* DATA RECORDS *
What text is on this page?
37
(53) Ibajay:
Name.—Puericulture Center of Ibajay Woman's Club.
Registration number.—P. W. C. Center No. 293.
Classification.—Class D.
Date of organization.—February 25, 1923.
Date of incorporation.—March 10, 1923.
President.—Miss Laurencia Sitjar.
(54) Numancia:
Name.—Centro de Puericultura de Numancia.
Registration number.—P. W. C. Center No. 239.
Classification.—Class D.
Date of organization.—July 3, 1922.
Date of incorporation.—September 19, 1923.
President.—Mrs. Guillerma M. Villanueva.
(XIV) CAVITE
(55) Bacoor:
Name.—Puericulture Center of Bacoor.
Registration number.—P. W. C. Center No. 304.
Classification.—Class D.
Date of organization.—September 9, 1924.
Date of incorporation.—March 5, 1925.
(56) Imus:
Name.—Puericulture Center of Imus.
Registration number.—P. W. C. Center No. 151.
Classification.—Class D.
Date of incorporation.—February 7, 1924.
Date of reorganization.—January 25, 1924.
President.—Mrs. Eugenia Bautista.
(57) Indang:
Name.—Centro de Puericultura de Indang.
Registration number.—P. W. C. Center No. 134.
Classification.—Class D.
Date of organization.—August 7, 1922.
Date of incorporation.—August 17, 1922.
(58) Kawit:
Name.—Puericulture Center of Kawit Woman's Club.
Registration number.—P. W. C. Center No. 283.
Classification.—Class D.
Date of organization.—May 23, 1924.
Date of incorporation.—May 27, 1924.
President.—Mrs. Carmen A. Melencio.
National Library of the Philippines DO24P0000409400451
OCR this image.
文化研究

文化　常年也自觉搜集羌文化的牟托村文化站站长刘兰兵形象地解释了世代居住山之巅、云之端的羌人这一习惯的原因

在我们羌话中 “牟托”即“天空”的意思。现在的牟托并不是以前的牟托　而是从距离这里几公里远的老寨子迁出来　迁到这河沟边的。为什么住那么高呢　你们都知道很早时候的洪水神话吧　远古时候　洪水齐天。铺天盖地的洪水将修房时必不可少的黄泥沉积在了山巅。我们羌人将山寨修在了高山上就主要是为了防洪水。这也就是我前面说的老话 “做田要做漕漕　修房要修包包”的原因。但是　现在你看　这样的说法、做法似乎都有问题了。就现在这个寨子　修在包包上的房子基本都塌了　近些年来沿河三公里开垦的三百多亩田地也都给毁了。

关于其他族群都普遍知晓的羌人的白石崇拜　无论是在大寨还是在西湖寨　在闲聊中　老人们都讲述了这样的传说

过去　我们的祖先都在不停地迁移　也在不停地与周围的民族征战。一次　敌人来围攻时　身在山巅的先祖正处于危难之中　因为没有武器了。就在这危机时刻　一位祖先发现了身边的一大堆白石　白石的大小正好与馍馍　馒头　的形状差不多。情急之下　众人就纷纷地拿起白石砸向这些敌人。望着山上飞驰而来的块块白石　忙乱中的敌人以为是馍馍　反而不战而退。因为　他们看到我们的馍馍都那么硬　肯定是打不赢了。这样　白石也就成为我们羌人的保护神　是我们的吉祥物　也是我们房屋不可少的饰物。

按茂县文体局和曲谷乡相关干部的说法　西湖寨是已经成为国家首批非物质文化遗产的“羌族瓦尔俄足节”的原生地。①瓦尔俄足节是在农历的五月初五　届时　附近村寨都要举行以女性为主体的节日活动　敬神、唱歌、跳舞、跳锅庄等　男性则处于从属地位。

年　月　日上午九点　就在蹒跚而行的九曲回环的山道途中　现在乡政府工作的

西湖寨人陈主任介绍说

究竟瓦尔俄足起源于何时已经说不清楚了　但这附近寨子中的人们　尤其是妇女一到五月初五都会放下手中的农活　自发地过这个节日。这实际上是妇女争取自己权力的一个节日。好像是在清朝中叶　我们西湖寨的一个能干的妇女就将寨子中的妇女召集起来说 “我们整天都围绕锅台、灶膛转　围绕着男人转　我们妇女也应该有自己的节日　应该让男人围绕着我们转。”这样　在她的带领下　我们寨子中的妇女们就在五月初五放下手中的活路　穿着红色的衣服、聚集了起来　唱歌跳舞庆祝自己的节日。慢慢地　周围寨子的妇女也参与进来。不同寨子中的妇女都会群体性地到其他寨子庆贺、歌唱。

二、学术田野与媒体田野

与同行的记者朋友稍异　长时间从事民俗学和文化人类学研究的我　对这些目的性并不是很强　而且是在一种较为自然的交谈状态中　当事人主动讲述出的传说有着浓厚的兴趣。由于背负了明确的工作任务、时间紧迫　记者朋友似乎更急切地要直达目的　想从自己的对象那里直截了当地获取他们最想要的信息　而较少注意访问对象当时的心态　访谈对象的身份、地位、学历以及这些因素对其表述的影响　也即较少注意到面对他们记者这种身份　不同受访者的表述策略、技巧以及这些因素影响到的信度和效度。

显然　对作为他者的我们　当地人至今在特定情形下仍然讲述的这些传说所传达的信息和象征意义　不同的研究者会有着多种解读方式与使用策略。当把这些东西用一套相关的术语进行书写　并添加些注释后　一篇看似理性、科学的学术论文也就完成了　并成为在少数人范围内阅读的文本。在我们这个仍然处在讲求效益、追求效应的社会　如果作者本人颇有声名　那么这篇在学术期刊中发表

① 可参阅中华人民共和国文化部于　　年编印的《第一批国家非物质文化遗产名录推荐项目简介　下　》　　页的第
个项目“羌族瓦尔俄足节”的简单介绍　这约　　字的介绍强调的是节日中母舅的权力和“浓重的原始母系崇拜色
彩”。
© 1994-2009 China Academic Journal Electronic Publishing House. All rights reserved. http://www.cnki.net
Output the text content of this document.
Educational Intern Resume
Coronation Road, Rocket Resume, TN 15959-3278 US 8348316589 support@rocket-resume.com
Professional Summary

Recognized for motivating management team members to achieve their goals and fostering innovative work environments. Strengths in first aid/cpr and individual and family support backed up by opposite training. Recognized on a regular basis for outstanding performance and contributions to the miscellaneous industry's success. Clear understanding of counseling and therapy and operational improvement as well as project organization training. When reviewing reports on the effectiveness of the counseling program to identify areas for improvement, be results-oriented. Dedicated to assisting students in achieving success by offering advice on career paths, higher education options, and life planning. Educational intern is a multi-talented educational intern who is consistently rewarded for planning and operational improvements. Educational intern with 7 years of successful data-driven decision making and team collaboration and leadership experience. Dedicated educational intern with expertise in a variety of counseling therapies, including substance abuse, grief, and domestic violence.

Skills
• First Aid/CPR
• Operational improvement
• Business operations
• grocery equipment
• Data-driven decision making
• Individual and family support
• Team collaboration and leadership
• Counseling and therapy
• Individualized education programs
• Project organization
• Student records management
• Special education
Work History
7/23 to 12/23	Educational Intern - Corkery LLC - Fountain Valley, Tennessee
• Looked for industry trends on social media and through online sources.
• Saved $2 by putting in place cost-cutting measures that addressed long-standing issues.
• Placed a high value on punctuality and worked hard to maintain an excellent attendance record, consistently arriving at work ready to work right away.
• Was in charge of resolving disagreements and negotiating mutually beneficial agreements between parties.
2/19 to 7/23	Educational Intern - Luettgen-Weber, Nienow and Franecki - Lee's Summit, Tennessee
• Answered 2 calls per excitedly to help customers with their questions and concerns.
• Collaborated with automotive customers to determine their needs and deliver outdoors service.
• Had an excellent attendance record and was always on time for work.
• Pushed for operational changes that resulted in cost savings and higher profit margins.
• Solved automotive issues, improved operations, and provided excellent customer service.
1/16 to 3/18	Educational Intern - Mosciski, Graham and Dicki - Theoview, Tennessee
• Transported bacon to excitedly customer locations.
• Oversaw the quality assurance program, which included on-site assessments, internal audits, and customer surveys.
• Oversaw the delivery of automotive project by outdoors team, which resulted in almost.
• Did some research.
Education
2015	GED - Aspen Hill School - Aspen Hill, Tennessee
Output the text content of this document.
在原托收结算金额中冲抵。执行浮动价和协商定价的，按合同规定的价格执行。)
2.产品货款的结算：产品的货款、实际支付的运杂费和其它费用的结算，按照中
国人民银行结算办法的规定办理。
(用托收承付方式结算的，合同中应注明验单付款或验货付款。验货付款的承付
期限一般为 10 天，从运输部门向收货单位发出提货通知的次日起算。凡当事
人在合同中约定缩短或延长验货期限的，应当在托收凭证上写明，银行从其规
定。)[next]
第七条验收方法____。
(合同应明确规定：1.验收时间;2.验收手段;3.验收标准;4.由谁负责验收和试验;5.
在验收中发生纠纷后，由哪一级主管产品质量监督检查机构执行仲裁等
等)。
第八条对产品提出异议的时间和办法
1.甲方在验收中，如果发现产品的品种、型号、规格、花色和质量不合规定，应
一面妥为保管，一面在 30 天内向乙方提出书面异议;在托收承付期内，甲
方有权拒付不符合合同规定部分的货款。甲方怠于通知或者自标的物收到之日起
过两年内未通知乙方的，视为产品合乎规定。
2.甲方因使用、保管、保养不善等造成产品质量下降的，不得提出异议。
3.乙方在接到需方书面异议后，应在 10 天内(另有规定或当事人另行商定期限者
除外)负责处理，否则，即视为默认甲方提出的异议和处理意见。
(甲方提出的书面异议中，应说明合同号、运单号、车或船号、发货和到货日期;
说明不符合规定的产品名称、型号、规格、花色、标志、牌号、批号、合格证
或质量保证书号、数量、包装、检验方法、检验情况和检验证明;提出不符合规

* WORK TO DO *
Show all lines from the listing above in which "cost" appears.

* RESPONSE *
• Saved $2 by putting in place cost-cutting measures that addressed long-standing issues.
• Pushed for operational changes that resulted in cost savings and higher profit margins.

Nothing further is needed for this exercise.